From the entries below, gather every line containing the string "return".

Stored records
====

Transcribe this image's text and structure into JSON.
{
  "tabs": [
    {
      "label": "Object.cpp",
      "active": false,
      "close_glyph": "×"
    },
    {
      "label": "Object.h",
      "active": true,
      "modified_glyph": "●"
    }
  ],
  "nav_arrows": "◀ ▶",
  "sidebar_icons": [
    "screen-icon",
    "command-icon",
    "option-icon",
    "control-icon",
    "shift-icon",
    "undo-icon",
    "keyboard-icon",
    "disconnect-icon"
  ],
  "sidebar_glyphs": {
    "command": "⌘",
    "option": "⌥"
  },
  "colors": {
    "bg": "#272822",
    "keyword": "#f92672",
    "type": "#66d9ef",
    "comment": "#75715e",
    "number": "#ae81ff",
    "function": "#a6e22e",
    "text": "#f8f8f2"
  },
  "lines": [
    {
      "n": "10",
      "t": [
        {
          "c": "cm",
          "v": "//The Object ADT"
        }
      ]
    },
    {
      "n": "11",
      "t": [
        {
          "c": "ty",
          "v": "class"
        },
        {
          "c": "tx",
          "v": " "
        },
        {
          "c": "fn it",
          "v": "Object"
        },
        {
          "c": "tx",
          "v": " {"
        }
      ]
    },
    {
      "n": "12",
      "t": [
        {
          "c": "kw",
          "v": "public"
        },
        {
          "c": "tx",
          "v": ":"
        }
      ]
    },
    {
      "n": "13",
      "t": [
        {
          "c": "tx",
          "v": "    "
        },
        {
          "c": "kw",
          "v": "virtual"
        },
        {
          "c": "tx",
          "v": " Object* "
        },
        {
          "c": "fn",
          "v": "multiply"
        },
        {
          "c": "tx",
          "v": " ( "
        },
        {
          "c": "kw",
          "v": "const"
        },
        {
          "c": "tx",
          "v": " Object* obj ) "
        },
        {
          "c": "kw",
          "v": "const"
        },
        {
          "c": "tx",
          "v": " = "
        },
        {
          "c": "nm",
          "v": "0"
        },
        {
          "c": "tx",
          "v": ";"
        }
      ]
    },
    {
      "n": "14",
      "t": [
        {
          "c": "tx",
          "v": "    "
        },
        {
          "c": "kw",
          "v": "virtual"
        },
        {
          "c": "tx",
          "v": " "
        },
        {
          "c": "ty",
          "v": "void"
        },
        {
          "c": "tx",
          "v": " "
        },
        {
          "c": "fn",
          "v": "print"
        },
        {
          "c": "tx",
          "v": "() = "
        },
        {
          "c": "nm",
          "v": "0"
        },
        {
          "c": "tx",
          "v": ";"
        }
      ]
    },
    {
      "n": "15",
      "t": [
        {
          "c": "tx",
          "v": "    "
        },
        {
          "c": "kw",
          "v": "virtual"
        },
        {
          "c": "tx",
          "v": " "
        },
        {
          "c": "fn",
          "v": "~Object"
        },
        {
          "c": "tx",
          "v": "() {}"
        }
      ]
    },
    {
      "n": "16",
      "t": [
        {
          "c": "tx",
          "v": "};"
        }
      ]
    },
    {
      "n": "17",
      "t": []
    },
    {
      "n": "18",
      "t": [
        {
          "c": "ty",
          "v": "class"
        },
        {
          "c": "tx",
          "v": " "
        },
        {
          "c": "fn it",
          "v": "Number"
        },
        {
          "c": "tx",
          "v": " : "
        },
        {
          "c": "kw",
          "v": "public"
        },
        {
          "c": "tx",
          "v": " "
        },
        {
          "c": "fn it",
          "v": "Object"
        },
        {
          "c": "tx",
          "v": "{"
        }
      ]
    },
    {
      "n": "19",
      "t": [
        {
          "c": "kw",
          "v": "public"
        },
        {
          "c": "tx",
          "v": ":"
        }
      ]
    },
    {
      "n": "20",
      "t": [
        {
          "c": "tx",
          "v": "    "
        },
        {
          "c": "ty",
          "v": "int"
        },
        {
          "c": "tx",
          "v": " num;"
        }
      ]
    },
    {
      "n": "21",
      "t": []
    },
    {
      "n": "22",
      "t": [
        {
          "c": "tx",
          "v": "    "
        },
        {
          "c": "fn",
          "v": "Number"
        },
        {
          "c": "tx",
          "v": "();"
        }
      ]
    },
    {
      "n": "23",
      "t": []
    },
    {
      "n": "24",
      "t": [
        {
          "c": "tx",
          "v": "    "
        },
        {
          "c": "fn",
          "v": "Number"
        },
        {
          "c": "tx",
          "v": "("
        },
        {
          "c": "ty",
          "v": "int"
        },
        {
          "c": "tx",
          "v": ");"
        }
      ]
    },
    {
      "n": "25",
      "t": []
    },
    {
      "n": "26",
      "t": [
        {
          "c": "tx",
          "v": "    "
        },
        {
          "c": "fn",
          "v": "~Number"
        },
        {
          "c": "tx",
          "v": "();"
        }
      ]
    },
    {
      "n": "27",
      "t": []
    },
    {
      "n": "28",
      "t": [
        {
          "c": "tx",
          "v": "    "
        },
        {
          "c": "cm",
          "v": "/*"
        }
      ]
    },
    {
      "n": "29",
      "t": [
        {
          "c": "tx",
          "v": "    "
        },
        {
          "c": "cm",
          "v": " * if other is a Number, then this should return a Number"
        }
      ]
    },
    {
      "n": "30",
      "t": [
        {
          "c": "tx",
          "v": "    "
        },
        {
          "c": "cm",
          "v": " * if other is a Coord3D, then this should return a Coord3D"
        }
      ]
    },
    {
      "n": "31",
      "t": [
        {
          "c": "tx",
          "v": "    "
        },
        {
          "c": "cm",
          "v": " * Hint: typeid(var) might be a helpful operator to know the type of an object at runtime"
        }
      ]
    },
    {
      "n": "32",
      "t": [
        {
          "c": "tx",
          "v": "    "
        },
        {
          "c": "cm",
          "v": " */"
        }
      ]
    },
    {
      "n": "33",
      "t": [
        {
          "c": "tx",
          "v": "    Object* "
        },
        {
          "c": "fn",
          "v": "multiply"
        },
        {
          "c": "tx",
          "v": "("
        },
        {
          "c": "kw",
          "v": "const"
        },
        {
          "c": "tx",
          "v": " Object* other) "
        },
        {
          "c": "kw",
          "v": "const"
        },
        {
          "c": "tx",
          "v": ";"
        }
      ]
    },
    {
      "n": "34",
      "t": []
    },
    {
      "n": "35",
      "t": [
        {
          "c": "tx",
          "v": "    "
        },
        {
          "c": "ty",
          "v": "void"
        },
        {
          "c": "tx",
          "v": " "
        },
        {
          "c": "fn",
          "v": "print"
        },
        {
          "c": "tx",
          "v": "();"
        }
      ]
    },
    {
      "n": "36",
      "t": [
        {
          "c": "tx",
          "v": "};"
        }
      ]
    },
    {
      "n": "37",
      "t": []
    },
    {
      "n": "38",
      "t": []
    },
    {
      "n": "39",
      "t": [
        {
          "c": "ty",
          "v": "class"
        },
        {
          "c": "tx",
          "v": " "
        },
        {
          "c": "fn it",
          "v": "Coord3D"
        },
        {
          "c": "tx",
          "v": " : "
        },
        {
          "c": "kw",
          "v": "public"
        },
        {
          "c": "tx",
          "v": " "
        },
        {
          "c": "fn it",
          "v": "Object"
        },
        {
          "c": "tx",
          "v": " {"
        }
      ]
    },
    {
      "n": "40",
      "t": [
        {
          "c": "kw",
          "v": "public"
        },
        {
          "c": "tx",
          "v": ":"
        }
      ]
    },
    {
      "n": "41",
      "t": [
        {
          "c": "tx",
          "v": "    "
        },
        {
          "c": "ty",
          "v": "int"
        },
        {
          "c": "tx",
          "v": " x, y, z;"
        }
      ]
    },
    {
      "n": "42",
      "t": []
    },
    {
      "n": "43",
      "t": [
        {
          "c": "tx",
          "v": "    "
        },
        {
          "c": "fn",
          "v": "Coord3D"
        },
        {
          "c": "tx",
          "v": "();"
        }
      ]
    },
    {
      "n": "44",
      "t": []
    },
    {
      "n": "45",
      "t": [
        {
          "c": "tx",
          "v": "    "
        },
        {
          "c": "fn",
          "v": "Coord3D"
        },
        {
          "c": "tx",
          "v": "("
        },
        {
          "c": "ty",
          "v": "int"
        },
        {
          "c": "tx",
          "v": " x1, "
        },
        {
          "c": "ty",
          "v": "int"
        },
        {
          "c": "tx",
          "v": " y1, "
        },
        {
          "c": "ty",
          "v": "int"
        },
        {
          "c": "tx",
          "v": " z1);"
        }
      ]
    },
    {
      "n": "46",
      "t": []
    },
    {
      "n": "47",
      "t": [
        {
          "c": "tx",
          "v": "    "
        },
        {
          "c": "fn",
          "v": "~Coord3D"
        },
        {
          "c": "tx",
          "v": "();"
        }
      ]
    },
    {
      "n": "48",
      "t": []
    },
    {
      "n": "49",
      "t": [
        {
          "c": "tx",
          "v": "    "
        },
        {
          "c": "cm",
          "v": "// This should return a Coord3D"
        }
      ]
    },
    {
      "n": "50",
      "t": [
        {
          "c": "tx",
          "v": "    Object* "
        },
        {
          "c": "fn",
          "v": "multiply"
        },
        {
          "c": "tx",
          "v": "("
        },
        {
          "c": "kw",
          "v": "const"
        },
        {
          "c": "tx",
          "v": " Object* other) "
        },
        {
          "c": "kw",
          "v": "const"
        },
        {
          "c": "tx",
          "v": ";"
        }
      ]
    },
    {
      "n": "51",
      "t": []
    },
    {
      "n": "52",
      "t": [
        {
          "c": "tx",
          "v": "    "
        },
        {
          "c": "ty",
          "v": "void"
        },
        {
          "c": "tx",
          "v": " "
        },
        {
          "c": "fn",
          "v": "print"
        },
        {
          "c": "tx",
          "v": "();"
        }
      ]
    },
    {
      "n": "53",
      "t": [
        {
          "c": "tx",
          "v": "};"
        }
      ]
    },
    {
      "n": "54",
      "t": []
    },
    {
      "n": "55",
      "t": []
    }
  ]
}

====

- OUTPUT BELOW:
          "v": " * if other is a Number, then this should return a Number"
          "v": " * if other is a Coord3D, then this should return a Coord3D"
          "v": "// This should return a Coord3D"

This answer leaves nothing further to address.